Stated task → Keep only the lines of the data below that contain "JSON", and copy them.

[Figure contents as structured data]
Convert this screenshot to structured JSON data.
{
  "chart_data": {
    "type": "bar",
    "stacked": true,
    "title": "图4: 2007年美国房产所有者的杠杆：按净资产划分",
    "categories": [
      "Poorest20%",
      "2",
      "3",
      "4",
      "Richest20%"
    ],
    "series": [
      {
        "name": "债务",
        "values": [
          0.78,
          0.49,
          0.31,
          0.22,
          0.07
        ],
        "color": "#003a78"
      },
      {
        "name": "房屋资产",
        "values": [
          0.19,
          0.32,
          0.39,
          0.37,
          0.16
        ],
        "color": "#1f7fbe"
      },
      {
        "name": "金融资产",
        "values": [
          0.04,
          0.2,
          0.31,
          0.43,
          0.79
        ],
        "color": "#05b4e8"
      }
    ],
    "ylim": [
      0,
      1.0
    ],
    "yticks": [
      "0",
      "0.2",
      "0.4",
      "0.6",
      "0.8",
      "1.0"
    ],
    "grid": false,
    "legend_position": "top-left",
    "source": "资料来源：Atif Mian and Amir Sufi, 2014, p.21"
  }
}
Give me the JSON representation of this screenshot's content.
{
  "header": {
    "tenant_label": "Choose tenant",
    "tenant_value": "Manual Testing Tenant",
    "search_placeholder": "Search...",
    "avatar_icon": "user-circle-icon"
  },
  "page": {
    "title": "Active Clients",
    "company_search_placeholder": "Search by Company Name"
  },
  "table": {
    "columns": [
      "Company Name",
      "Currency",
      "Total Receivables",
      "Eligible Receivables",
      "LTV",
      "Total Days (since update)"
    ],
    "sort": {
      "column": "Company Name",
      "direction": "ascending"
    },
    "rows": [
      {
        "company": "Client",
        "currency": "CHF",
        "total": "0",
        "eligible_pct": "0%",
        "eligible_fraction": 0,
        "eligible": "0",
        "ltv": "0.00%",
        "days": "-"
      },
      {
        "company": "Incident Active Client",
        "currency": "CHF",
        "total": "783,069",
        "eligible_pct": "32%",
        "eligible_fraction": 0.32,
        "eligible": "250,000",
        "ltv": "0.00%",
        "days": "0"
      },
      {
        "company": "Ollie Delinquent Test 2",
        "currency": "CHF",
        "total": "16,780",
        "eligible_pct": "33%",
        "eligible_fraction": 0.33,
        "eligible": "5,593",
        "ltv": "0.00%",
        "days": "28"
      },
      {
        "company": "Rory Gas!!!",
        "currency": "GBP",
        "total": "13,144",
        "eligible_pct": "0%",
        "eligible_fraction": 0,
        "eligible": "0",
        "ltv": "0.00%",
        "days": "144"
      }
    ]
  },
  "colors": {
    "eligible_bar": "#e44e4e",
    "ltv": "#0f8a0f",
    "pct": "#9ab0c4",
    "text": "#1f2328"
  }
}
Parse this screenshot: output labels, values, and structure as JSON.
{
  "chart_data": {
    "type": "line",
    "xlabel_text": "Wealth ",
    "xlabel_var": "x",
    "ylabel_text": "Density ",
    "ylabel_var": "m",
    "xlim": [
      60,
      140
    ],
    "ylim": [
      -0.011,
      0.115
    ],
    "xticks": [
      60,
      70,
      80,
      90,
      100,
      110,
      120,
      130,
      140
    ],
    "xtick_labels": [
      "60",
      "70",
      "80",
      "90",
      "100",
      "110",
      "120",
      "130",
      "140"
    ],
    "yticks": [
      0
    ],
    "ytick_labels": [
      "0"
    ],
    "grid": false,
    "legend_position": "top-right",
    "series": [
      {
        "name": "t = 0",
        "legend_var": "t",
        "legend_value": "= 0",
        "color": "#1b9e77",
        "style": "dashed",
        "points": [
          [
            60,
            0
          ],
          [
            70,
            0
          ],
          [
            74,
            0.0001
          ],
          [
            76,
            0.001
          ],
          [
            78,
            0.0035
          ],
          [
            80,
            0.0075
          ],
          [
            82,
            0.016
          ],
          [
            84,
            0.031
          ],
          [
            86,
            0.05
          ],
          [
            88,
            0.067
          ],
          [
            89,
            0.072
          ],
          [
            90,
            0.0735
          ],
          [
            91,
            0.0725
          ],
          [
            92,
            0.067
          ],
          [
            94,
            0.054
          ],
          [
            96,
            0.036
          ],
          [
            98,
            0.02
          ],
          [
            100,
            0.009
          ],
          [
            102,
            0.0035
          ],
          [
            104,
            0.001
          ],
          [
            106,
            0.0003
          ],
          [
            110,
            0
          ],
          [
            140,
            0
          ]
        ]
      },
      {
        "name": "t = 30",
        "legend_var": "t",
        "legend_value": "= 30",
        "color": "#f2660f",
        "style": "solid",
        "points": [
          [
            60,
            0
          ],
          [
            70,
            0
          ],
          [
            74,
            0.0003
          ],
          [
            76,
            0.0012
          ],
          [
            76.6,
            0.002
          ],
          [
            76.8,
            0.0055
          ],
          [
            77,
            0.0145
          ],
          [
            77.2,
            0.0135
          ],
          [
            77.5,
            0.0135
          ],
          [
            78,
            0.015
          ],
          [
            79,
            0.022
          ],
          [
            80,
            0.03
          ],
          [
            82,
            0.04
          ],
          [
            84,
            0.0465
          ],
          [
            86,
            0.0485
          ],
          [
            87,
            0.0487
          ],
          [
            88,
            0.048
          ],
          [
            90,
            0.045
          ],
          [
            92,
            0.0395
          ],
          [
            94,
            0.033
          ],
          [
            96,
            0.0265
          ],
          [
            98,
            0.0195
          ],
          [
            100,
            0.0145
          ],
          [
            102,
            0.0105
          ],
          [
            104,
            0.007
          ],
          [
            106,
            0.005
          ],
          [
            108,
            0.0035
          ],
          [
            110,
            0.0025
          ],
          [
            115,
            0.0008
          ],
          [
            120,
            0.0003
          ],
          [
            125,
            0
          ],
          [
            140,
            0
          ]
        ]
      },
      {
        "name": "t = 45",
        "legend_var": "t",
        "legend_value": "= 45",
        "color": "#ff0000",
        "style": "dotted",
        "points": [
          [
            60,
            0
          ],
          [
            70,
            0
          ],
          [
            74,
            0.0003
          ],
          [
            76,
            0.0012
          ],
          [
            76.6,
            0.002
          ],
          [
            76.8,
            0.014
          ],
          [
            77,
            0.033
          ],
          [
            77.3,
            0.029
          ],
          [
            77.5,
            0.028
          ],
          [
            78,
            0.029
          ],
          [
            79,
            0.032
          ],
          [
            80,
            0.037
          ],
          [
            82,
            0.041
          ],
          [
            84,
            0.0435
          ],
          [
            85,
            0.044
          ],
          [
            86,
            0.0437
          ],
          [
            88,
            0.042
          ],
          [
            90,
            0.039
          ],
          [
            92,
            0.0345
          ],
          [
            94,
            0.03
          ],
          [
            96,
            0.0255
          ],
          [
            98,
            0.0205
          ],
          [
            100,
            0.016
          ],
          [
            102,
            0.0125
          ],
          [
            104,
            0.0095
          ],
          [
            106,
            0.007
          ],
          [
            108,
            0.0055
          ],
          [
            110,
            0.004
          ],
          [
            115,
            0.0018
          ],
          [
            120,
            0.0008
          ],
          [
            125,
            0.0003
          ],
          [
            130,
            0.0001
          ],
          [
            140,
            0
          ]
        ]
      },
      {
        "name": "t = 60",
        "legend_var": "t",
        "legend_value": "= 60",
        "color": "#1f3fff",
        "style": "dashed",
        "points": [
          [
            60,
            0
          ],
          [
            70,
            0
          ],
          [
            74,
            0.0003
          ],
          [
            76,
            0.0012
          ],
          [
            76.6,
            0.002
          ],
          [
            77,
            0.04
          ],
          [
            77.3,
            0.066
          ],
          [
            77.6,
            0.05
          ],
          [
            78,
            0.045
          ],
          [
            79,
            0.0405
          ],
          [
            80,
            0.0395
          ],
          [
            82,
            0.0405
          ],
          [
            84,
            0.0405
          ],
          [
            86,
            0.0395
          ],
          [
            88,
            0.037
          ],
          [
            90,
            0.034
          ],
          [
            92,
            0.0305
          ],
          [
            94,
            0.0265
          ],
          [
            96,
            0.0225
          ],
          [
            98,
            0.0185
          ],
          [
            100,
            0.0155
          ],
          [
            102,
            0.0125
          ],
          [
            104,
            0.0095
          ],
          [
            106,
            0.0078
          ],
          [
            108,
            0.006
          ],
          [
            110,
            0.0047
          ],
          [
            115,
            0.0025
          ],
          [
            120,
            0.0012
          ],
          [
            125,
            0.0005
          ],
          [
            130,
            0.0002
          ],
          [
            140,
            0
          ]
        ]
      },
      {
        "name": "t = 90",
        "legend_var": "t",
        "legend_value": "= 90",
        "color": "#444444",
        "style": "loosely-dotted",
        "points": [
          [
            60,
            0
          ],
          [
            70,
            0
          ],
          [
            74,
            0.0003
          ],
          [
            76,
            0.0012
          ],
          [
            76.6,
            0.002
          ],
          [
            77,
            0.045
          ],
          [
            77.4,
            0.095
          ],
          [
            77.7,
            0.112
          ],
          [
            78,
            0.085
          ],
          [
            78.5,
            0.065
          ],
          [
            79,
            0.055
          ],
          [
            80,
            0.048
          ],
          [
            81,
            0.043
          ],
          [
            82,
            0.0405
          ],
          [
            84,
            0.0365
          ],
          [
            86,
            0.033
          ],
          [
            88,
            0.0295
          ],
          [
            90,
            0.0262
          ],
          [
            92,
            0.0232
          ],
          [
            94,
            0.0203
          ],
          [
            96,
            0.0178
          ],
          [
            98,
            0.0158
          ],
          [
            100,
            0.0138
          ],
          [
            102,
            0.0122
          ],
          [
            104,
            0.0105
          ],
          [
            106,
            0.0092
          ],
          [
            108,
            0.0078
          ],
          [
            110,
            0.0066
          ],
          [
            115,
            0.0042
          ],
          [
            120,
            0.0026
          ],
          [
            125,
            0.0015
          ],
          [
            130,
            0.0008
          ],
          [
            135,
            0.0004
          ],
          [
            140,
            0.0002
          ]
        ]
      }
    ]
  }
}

Solution →
Convert this screenshot to structured JSON data.
Give me the JSON representation of this screenshot's content.
Parse this screenshot: output labels, values, and structure as JSON.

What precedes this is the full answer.